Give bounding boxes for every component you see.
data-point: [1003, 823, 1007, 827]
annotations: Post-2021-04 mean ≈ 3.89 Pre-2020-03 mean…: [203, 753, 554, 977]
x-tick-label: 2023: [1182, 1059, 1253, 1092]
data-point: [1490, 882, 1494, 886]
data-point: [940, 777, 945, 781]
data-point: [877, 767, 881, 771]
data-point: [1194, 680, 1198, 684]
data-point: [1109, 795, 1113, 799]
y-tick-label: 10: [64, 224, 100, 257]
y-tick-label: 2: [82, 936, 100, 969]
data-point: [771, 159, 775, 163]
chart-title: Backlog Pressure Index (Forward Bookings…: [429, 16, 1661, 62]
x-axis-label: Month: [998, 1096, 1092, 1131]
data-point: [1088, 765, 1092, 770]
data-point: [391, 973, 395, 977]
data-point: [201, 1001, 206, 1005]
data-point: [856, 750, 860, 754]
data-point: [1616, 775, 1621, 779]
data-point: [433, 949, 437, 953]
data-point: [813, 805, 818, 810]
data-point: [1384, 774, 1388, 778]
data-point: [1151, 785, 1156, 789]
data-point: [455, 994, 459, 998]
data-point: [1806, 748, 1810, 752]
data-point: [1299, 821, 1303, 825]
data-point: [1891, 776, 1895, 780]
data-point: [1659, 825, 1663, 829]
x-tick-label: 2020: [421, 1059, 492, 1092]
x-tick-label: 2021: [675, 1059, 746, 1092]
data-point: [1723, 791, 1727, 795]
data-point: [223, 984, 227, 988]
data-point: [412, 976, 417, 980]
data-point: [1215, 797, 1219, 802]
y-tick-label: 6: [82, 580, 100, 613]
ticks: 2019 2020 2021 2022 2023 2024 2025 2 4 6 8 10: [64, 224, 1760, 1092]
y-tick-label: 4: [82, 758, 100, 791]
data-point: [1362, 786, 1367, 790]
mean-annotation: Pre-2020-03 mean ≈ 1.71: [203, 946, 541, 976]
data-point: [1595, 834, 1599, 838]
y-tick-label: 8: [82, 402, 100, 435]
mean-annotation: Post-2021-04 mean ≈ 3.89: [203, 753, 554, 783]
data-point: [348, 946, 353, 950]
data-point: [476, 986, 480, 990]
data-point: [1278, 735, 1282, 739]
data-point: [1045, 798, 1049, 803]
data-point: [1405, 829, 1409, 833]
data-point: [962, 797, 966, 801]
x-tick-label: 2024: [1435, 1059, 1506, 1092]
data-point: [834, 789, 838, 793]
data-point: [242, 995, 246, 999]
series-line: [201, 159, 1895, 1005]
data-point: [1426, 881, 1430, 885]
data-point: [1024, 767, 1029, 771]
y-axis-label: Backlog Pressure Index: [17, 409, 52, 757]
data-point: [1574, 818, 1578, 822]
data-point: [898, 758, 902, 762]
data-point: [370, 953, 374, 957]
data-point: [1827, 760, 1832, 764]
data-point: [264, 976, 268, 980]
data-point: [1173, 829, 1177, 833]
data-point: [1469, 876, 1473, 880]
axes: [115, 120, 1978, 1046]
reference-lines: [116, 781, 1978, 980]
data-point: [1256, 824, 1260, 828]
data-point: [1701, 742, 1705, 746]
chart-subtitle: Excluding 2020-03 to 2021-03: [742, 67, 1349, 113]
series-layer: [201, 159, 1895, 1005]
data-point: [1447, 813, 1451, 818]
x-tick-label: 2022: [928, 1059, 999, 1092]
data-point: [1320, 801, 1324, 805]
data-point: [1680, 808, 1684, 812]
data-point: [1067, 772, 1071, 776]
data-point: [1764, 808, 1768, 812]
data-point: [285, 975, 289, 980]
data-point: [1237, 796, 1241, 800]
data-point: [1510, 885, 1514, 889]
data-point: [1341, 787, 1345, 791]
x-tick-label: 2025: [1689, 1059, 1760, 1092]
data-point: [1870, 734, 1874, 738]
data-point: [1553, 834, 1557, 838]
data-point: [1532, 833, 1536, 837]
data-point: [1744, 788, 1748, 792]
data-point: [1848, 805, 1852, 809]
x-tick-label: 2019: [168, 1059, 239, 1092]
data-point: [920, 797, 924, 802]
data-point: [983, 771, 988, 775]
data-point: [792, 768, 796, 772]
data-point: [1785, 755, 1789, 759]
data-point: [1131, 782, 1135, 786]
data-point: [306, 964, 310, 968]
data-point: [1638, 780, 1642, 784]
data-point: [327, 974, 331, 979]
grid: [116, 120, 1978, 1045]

**O QUE PEDIMOS:**
Você pode transcrever sem alterações as linhas que vão da primeira até a que contém "data-point: [1109, 795, 1113, 799]", incluindo as duas?

**RESULTADO DO EXERCÍCIO:**
Give bounding boxes for every component you see.
data-point: [1003, 823, 1007, 827]
annotations: Post-2021-04 mean ≈ 3.89 Pre-2020-03 mean…: [203, 753, 554, 977]
x-tick-label: 2023: [1182, 1059, 1253, 1092]
data-point: [1490, 882, 1494, 886]
data-point: [940, 777, 945, 781]
data-point: [877, 767, 881, 771]
data-point: [1194, 680, 1198, 684]
data-point: [1109, 795, 1113, 799]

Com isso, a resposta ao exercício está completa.